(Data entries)
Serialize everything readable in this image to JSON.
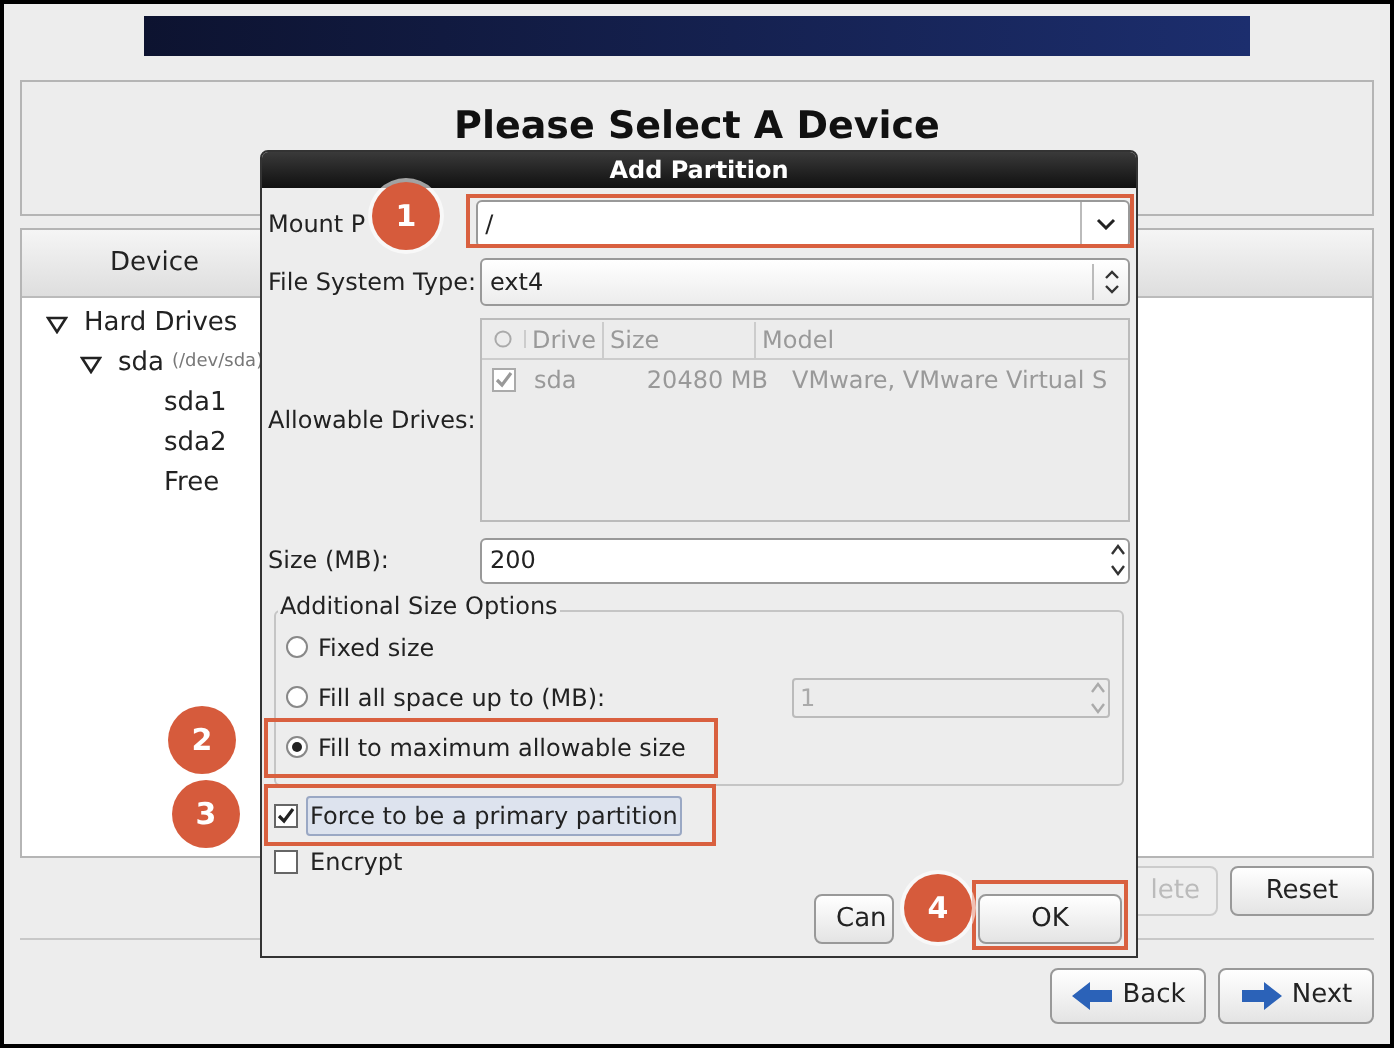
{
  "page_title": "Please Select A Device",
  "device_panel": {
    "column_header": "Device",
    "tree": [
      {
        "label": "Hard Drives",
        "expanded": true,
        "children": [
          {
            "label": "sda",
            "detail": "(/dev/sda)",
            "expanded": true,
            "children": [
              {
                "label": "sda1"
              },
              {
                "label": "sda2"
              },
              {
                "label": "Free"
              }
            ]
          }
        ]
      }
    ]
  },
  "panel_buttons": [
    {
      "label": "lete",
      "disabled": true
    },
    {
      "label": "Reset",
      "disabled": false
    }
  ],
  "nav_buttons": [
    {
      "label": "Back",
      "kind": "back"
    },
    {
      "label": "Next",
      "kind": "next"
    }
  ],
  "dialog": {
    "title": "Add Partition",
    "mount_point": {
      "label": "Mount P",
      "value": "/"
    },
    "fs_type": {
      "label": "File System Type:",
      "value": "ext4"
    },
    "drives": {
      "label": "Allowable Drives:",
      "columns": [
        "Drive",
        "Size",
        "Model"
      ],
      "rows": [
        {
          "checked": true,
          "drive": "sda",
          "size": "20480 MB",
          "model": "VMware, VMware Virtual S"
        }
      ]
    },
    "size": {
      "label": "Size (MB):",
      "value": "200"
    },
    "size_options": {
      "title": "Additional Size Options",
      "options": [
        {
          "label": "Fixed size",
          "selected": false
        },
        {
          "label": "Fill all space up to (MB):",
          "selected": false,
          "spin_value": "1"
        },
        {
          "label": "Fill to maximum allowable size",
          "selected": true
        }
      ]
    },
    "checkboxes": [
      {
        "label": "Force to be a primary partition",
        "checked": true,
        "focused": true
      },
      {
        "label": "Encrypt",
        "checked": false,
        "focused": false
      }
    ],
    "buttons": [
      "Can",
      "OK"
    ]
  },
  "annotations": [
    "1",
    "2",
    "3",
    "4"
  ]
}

==

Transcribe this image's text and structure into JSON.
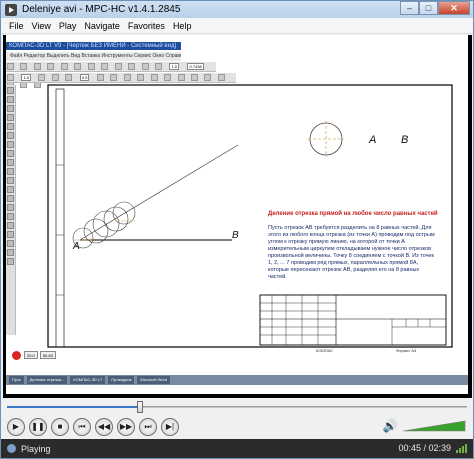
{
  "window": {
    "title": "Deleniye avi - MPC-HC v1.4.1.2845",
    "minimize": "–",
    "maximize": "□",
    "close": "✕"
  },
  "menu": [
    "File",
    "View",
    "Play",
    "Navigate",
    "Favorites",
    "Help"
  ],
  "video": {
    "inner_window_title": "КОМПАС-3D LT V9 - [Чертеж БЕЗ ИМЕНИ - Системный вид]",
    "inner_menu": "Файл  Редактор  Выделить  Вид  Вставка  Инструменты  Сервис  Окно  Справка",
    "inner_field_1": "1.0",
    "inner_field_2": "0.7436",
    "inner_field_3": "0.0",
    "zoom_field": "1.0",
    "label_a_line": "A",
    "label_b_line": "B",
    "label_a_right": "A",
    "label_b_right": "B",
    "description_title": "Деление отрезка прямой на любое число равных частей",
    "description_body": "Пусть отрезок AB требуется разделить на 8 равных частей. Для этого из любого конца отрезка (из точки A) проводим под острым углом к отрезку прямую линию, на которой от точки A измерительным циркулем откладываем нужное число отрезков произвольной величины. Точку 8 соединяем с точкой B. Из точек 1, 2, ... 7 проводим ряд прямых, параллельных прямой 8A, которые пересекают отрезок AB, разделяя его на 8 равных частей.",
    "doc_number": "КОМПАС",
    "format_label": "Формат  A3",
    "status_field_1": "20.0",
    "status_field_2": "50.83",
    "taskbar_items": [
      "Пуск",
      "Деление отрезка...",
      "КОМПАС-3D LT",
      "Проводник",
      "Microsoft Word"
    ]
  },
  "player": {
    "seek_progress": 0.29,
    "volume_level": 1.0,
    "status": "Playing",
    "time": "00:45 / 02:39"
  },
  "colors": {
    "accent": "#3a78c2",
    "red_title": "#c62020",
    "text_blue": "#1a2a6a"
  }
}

■ WHAT YOU WILL DO
In the data above, count the lines where the word "равных" appears; reply with the number only.

■ OUTPUT FOR THIS TASK
2